■ Goal
Under this task are some entries; return every one of them exactly.
** begin **
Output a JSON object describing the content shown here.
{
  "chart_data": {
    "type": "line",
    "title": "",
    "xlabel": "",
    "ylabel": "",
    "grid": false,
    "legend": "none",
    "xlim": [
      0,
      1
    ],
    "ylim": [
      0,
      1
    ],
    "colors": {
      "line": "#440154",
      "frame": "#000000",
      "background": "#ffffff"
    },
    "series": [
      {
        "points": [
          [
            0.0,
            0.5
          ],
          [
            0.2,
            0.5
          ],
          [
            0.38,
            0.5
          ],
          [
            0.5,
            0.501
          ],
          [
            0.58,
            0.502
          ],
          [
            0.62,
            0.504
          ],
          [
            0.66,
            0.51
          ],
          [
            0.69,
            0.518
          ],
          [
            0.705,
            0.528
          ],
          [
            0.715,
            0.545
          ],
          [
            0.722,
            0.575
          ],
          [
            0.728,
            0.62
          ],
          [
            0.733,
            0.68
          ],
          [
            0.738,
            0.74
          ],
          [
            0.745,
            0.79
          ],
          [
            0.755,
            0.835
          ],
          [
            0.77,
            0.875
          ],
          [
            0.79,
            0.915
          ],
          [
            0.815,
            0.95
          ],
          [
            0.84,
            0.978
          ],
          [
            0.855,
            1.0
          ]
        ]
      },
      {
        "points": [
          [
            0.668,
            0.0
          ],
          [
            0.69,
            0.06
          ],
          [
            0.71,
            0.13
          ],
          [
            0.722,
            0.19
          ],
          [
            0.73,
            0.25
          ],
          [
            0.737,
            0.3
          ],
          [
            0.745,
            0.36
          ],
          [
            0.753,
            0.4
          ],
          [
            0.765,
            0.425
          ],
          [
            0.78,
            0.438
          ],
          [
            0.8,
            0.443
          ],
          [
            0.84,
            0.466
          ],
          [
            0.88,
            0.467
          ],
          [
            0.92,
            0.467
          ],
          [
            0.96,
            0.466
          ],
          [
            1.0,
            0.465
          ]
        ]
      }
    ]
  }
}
** end **
■ Exercise output
Output a JSON object describing the content shown here.
{
  "chart_data": {
    "type": "line",
    "title": "",
    "xlabel": "",
    "ylabel": "",
    "grid": false,
    "legend": "none",
    "xlim": [
      0,
      1
    ],
    "ylim": [
      0,
      1
    ],
    "colors": {
      "line": "#440154",
      "frame": "#000000",
      "background": "#ffffff"
    },
    "series": [
      {
        "points": [
          [
            0.0,
            0.5
          ],
          [
            0.2,
            0.5
          ],
          [
            0.38,
            0.5
          ],
          [
            0.5,
            0.501
          ],
          [
            0.58,
            0.502
          ],
          [
            0.62,
            0.504
          ],
          [
            0.66,
            0.51
          ],
          [
            0.69,
            0.518
          ],
          [
            0.705,
            0.528
          ],
          [
            0.715,
            0.545
          ],
          [
            0.722,
            0.575
          ],
          [
            0.728,
            0.62
          ],
          [
            0.733,
            0.68
          ],
          [
            0.738,
            0.74
          ],
          [
            0.745,
            0.79
          ],
          [
            0.755,
            0.835
          ],
          [
            0.77,
            0.875
          ],
          [
            0.79,
            0.915
          ],
          [
            0.815,
            0.95
          ],
          [
            0.84,
            0.978
          ],
          [
            0.855,
            1.0
          ]
        ]
      },
      {
        "points": [
          [
            0.668,
            0.0
          ],
          [
            0.69,
            0.06
          ],
          [
            0.71,
            0.13
          ],
          [
            0.722,
            0.19
          ],
          [
            0.73,
            0.25
          ],
          [
            0.737,
            0.3
          ],
          [
            0.745,
            0.36
          ],
          [
            0.753,
            0.4
          ],
          [
            0.765,
            0.425
          ],
          [
            0.78,
            0.438
          ],
          [
            0.8,
            0.443
          ],
          [
            0.84,
            0.466
          ],
          [
            0.88,
            0.467
          ],
          [
            0.92,
            0.467
          ],
          [
            0.96,
            0.466
          ],
          [
            1.0,
            0.465
          ]
        ]
      }
    ]
  }
}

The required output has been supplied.